→ **What is being asked**
Each record must be retyped in full. No character may differ.

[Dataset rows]
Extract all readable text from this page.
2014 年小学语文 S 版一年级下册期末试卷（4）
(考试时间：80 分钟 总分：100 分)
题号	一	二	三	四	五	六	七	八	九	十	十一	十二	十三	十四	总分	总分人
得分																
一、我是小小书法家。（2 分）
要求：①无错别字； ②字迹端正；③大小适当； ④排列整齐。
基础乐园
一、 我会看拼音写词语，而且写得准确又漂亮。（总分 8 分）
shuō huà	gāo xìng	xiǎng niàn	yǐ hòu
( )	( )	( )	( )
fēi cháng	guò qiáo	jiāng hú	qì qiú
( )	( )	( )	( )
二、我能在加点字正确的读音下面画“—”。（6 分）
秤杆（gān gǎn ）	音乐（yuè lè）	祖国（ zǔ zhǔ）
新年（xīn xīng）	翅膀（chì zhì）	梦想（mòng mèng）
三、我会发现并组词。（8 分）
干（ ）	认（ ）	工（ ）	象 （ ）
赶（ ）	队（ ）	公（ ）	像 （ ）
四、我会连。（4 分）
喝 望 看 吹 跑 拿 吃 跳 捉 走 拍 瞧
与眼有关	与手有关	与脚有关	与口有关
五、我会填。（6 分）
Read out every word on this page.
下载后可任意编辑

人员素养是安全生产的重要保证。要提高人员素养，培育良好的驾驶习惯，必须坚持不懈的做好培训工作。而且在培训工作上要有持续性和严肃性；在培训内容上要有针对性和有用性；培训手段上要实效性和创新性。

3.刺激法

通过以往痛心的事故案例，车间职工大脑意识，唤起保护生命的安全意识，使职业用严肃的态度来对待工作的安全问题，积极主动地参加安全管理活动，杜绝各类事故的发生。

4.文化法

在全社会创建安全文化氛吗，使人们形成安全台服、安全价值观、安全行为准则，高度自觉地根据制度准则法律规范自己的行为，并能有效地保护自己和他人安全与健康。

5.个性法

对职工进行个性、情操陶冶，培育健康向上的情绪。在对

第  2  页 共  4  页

→ **Written solution**
Extract all readable text from this page.
2014 年小学语文 S 版一年级下册期末试卷（4）
(考试时间：80 分钟 总分：100 分)
题号	一	二	三	四	五	六	七	八	九	十	十一	十二	十三	十四	总分	总分人
得分																
一、我是小小书法家。（2 分）
要求：①无错别字； ②字迹端正；③大小适当； ④排列整齐。
基础乐园
一、 我会看拼音写词语，而且写得准确又漂亮。（总分 8 分）
shuō huà	gāo xìng	xiǎng niàn	yǐ hòu
( )	( )	( )	( )
fēi cháng	guò qiáo	jiāng hú	qì qiú
( )	( )	( )	( )
二、我能在加点字正确的读音下面画“—”。（6 分）
秤杆（gān gǎn ）	音乐（yuè lè）	祖国（ zǔ zhǔ）
新年（xīn xīng）	翅膀（chì zhì）	梦想（mòng mèng）
三、我会发现并组词。（8 分）
干（ ）	认（ ）	工（ ）	象 （ ）
赶（ ）	队（ ）	公（ ）	像 （ ）
四、我会连。（4 分）
喝 望 看 吹 跑 拿 吃 跳 捉 走 拍 瞧
与眼有关	与手有关	与脚有关	与口有关
五、我会填。（6 分）
Read out every word on this page.
下载后可任意编辑

人员素养是安全生产的重要保证。要提高人员素养，培育良好的驾驶习惯，必须坚持不懈的做好培训工作。而且在培训工作上要有持续性和严肃性；在培训内容上要有针对性和有用性；培训手段上要实效性和创新性。

3.刺激法

通过以往痛心的事故案例，车间职工大脑意识，唤起保护生命的安全意识，使职业用严肃的态度来对待工作的安全问题，积极主动地参加安全管理活动，杜绝各类事故的发生。

4.文化法

在全社会创建安全文化氛吗，使人们形成安全台服、安全价值观、安全行为准则，高度自觉地根据制度准则法律规范自己的行为，并能有效地保护自己和他人安全与健康。

5.个性法

对职工进行个性、情操陶冶，培育健康向上的情绪。在对

第  2  页 共  4  页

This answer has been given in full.